Stored data:

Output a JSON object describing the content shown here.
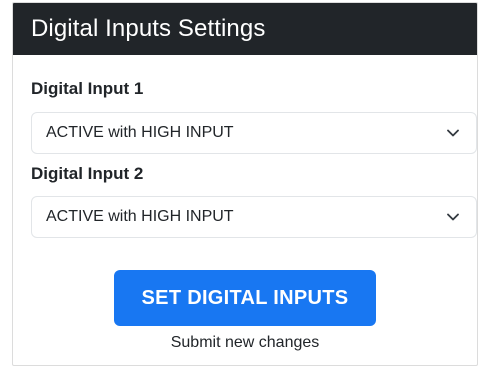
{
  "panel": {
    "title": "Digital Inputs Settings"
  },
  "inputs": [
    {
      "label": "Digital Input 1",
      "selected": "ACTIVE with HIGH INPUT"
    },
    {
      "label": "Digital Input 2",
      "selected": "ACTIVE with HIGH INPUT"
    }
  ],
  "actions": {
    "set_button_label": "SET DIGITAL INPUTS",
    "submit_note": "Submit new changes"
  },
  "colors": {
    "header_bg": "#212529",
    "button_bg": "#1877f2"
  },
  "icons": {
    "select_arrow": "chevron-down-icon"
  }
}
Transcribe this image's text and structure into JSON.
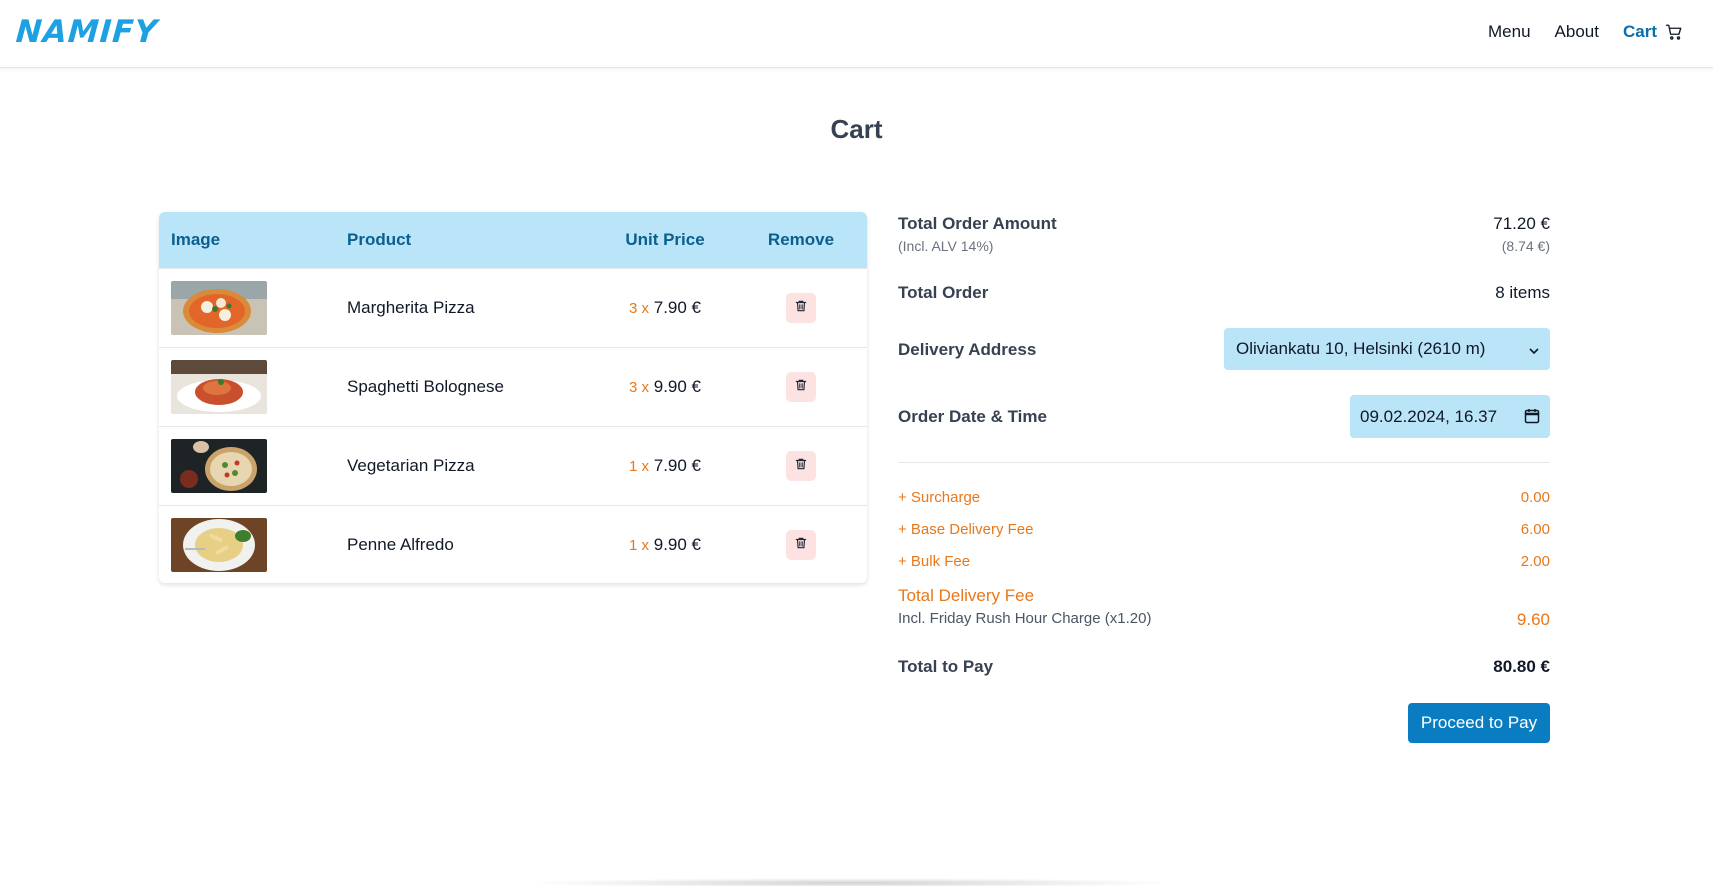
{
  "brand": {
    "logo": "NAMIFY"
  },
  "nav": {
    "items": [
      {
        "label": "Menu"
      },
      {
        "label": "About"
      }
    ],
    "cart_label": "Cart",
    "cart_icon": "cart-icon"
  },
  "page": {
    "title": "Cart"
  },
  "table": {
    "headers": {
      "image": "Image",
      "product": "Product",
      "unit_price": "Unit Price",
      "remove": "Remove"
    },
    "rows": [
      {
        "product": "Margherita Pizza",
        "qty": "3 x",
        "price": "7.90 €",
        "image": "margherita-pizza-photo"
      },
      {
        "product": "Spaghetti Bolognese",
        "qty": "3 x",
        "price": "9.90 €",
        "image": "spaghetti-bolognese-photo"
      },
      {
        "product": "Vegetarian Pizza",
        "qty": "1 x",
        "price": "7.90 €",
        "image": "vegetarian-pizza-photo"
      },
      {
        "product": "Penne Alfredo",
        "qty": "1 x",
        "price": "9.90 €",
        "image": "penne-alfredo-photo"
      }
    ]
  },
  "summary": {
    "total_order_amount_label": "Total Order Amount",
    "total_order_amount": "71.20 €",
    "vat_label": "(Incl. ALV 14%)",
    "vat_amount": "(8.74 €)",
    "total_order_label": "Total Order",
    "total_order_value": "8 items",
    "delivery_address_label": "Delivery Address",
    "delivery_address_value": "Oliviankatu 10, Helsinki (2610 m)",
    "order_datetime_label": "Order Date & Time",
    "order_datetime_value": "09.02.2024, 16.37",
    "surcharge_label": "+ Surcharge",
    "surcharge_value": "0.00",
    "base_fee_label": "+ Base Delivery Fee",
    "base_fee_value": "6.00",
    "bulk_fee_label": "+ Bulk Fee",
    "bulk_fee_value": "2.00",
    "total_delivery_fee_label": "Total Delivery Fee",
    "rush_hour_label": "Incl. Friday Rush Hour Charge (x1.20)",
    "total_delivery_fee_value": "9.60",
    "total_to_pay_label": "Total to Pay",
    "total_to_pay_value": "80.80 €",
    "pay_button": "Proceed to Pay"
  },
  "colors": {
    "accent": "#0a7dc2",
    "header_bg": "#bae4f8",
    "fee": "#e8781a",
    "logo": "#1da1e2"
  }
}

▶ GIVEN PROBLEM
All preceding records should be duplicated verbatim, images excepted.

▶ THE COMPLETED TASK
Output a JSON object describing the content shown here.
{
  "panel": {
    "title": "Digital Inputs Settings"
  },
  "inputs": [
    {
      "label": "Digital Input 1",
      "selected": "ACTIVE with HIGH INPUT"
    },
    {
      "label": "Digital Input 2",
      "selected": "ACTIVE with HIGH INPUT"
    }
  ],
  "actions": {
    "set_button_label": "SET DIGITAL INPUTS",
    "submit_note": "Submit new changes"
  },
  "colors": {
    "header_bg": "#212529",
    "button_bg": "#1877f2"
  },
  "icons": {
    "select_arrow": "chevron-down-icon"
  }
}
Transcribe this image's text and structure into JSON.
{
  "brand": {
    "logo": "NAMIFY"
  },
  "nav": {
    "items": [
      {
        "label": "Menu"
      },
      {
        "label": "About"
      }
    ],
    "cart_label": "Cart",
    "cart_icon": "cart-icon"
  },
  "page": {
    "title": "Cart"
  },
  "table": {
    "headers": {
      "image": "Image",
      "product": "Product",
      "unit_price": "Unit Price",
      "remove": "Remove"
    },
    "rows": [
      {
        "product": "Margherita Pizza",
        "qty": "3 x",
        "price": "7.90 €",
        "image": "margherita-pizza-photo"
      },
      {
        "product": "Spaghetti Bolognese",
        "qty": "3 x",
        "price": "9.90 €",
        "image": "spaghetti-bolognese-photo"
      },
      {
        "product": "Vegetarian Pizza",
        "qty": "1 x",
        "price": "7.90 €",
        "image": "vegetarian-pizza-photo"
      },
      {
        "product": "Penne Alfredo",
        "qty": "1 x",
        "price": "9.90 €",
        "image": "penne-alfredo-photo"
      }
    ]
  },
  "summary": {
    "total_order_amount_label": "Total Order Amount",
    "total_order_amount": "71.20 €",
    "vat_label": "(Incl. ALV 14%)",
    "vat_amount": "(8.74 €)",
    "total_order_label": "Total Order",
    "total_order_value": "8 items",
    "delivery_address_label": "Delivery Address",
    "delivery_address_value": "Oliviankatu 10, Helsinki (2610 m)",
    "order_datetime_label": "Order Date & Time",
    "order_datetime_value": "09.02.2024, 16.37",
    "surcharge_label": "+ Surcharge",
    "surcharge_value": "0.00",
    "base_fee_label": "+ Base Delivery Fee",
    "base_fee_value": "6.00",
    "bulk_fee_label": "+ Bulk Fee",
    "bulk_fee_value": "2.00",
    "total_delivery_fee_label": "Total Delivery Fee",
    "rush_hour_label": "Incl. Friday Rush Hour Charge (x1.20)",
    "total_delivery_fee_value": "9.60",
    "total_to_pay_label": "Total to Pay",
    "total_to_pay_value": "80.80 €",
    "pay_button": "Proceed to Pay"
  },
  "colors": {
    "accent": "#0a7dc2",
    "header_bg": "#bae4f8",
    "fee": "#e8781a",
    "logo": "#1da1e2"
  }
}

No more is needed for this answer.